WHAT IS REQUIRED:
Each entry must be given again exactly; images do not belong in the copy.

INPUT RECORDS:
-- begin --

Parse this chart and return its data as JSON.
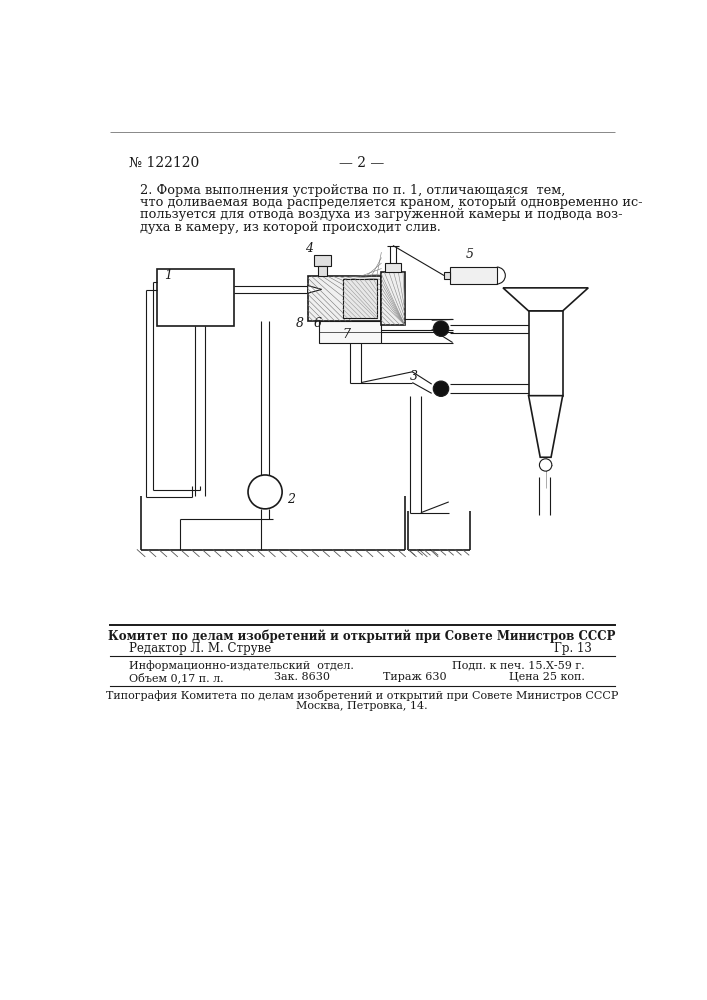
{
  "bg_color": "#ffffff",
  "text_color": "#1a1a1a",
  "header_line_text": "№ 122120",
  "header_page": "— 2 —",
  "para1": "2. Форма выполнения устройства по п. 1, отличающаяся  тем,",
  "para2": "что доливаемая вода распределяется краном, который одновременно ис-",
  "para3": "пользуется для отвода воздуха из загруженной камеры и подвода воз-",
  "para4": "духа в камеру, из которой происходит слив.",
  "footer_committee": "Комитет по делам изобретений и открытий при Совете Министров СССР",
  "footer_editor": "Редактор Л. М. Струве",
  "footer_gr": "Гр. 13",
  "footer_info1": "Информационно-издательский  отдел.",
  "footer_podp": "Подп. к печ. 15.Х-59 г.",
  "footer_objem": "Объем 0,17 п. л.",
  "footer_zak": "Зак. 8630",
  "footer_tiraj": "Тираж 630",
  "footer_cena": "Цена 25 коп.",
  "footer_tipograf": "Типография Комитета по делам изобретений и открытий при Совете Министров СССР",
  "footer_moskva": "Москва, Петровка, 14."
}
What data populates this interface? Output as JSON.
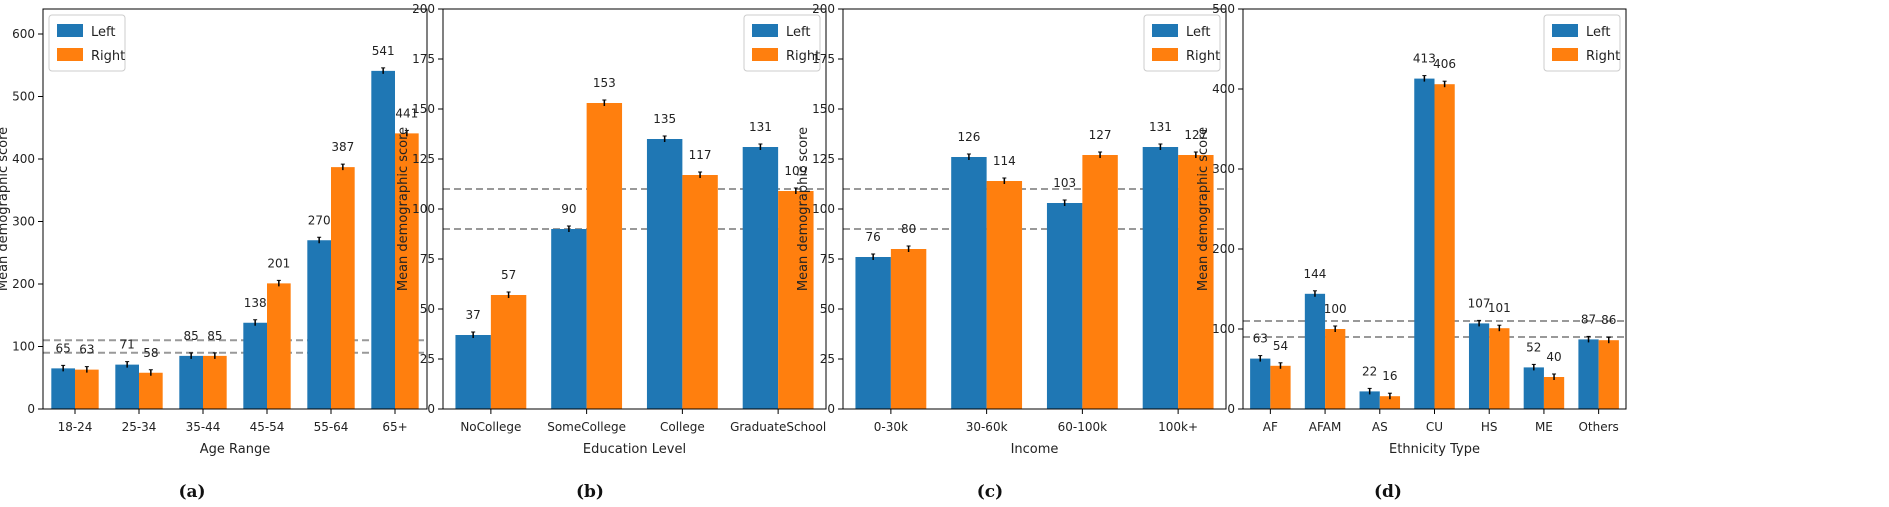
{
  "colors": {
    "left": "#1f77b4",
    "right": "#ff7f0e",
    "reference_line": "#999999",
    "errorbar": "#000000"
  },
  "chart_data": [
    {
      "type": "bar",
      "caption": "(a)",
      "xlabel": "Age Range",
      "ylabel": "Mean demographic score",
      "ylim": [
        0,
        640
      ],
      "yticks": [
        0,
        100,
        200,
        300,
        400,
        500,
        600
      ],
      "categories": [
        "18-24",
        "25-34",
        "35-44",
        "45-54",
        "55-64",
        "65+"
      ],
      "series": [
        {
          "name": "Left",
          "values": [
            65,
            71,
            85,
            138,
            270,
            541
          ]
        },
        {
          "name": "Right",
          "values": [
            63,
            58,
            85,
            201,
            387,
            441
          ]
        }
      ],
      "reference_lines": [
        90,
        110
      ],
      "legend": "top-left",
      "grid": false
    },
    {
      "type": "bar",
      "caption": "(b)",
      "xlabel": "Education Level",
      "ylabel": "Mean demographic score",
      "ylim": [
        0,
        200
      ],
      "yticks": [
        0,
        25,
        50,
        75,
        100,
        125,
        150,
        175,
        200
      ],
      "categories": [
        "NoCollege",
        "SomeCollege",
        "College",
        "GraduateSchool"
      ],
      "series": [
        {
          "name": "Left",
          "values": [
            37,
            90,
            135,
            131
          ]
        },
        {
          "name": "Right",
          "values": [
            57,
            153,
            117,
            109
          ]
        }
      ],
      "reference_lines": [
        90,
        110
      ],
      "legend": "top-right",
      "grid": false
    },
    {
      "type": "bar",
      "caption": "(c)",
      "xlabel": "Income",
      "ylabel": "Mean demographic score",
      "ylim": [
        0,
        200
      ],
      "yticks": [
        0,
        25,
        50,
        75,
        100,
        125,
        150,
        175,
        200
      ],
      "categories": [
        "0-30k",
        "30-60k",
        "60-100k",
        "100k+"
      ],
      "series": [
        {
          "name": "Left",
          "values": [
            76,
            126,
            103,
            131
          ]
        },
        {
          "name": "Right",
          "values": [
            80,
            114,
            127,
            127
          ]
        }
      ],
      "reference_lines": [
        90,
        110
      ],
      "legend": "top-right",
      "grid": false
    },
    {
      "type": "bar",
      "caption": "(d)",
      "xlabel": "Ethnicity Type",
      "ylabel": "Mean demographic score",
      "ylim": [
        0,
        500
      ],
      "yticks": [
        0,
        100,
        200,
        300,
        400,
        500
      ],
      "categories": [
        "AF",
        "AFAM",
        "AS",
        "CU",
        "HS",
        "ME",
        "Others"
      ],
      "series": [
        {
          "name": "Left",
          "values": [
            63,
            144,
            22,
            413,
            107,
            52,
            87
          ]
        },
        {
          "name": "Right",
          "values": [
            54,
            100,
            16,
            406,
            101,
            40,
            86
          ]
        }
      ],
      "reference_lines": [
        90,
        110
      ],
      "legend": "top-right",
      "grid": false
    }
  ]
}
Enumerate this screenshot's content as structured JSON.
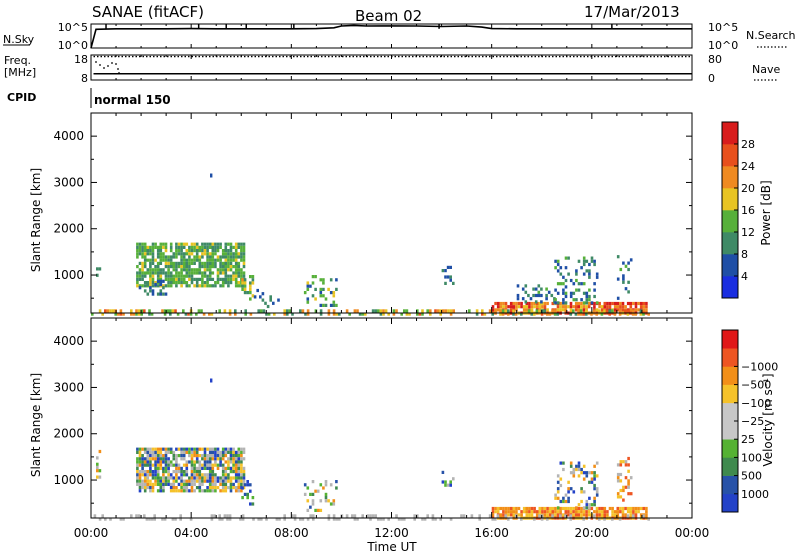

-- end --

CORRECT OUTPUT:
Parse this chart and return its data as JSON.
{
  "bg_color": "#ffffff",
  "text_color": "#1a1a1a",
  "header_line_text": "№ 122120",
  "header_page": "— 2 —",
  "para1": "2. Форма выполнения устройства по п. 1, отличающаяся  тем,",
  "para2": "что доливаемая вода распределяется краном, который одновременно ис-",
  "para3": "пользуется для отвода воздуха из загруженной камеры и подвода воз-",
  "para4": "духа в камеру, из которой происходит слив.",
  "footer_committee": "Комитет по делам изобретений и открытий при Совете Министров СССР",
  "footer_editor": "Редактор Л. М. Струве",
  "footer_gr": "Гр. 13",
  "footer_info1": "Информационно-издательский  отдел.",
  "footer_podp": "Подп. к печ. 15.Х-59 г.",
  "footer_objem": "Объем 0,17 п. л.",
  "footer_zak": "Зак. 8630",
  "footer_tiraj": "Тираж 630",
  "footer_cena": "Цена 25 коп.",
  "footer_tipograf": "Типография Комитета по делам изобретений и открытий при Совете Министров СССР",
  "footer_moskva": "Москва, Петровка, 14."
}
What data populates this interface? Output as JSON.
{
  "colors": {
    "left": "#1f77b4",
    "right": "#ff7f0e",
    "reference_line": "#999999",
    "errorbar": "#000000"
  },
  "chart_data": [
    {
      "type": "bar",
      "caption": "(a)",
      "xlabel": "Age Range",
      "ylabel": "Mean demographic score",
      "ylim": [
        0,
        640
      ],
      "yticks": [
        0,
        100,
        200,
        300,
        400,
        500,
        600
      ],
      "categories": [
        "18-24",
        "25-34",
        "35-44",
        "45-54",
        "55-64",
        "65+"
      ],
      "series": [
        {
          "name": "Left",
          "values": [
            65,
            71,
            85,
            138,
            270,
            541
          ]
        },
        {
          "name": "Right",
          "values": [
            63,
            58,
            85,
            201,
            387,
            441
          ]
        }
      ],
      "reference_lines": [
        90,
        110
      ],
      "legend": "top-left",
      "grid": false
    },
    {
      "type": "bar",
      "caption": "(b)",
      "xlabel": "Education Level",
      "ylabel": "Mean demographic score",
      "ylim": [
        0,
        200
      ],
      "yticks": [
        0,
        25,
        50,
        75,
        100,
        125,
        150,
        175,
        200
      ],
      "categories": [
        "NoCollege",
        "SomeCollege",
        "College",
        "GraduateSchool"
      ],
      "series": [
        {
          "name": "Left",
          "values": [
            37,
            90,
            135,
            131
          ]
        },
        {
          "name": "Right",
          "values": [
            57,
            153,
            117,
            109
          ]
        }
      ],
      "reference_lines": [
        90,
        110
      ],
      "legend": "top-right",
      "grid": false
    },
    {
      "type": "bar",
      "caption": "(c)",
      "xlabel": "Income",
      "ylabel": "Mean demographic score",
      "ylim": [
        0,
        200
      ],
      "yticks": [
        0,
        25,
        50,
        75,
        100,
        125,
        150,
        175,
        200
      ],
      "categories": [
        "0-30k",
        "30-60k",
        "60-100k",
        "100k+"
      ],
      "series": [
        {
          "name": "Left",
          "values": [
            76,
            126,
            103,
            131
          ]
        },
        {
          "name": "Right",
          "values": [
            80,
            114,
            127,
            127
          ]
        }
      ],
      "reference_lines": [
        90,
        110
      ],
      "legend": "top-right",
      "grid": false
    },
    {
      "type": "bar",
      "caption": "(d)",
      "xlabel": "Ethnicity Type",
      "ylabel": "Mean demographic score",
      "ylim": [
        0,
        500
      ],
      "yticks": [
        0,
        100,
        200,
        300,
        400,
        500
      ],
      "categories": [
        "AF",
        "AFAM",
        "AS",
        "CU",
        "HS",
        "ME",
        "Others"
      ],
      "series": [
        {
          "name": "Left",
          "values": [
            63,
            144,
            22,
            413,
            107,
            52,
            87
          ]
        },
        {
          "name": "Right",
          "values": [
            54,
            100,
            16,
            406,
            101,
            40,
            86
          ]
        }
      ],
      "reference_lines": [
        90,
        110
      ],
      "legend": "top-right",
      "grid": false
    }
  ]
}
Enumerate this screenshot's content as structured JSON.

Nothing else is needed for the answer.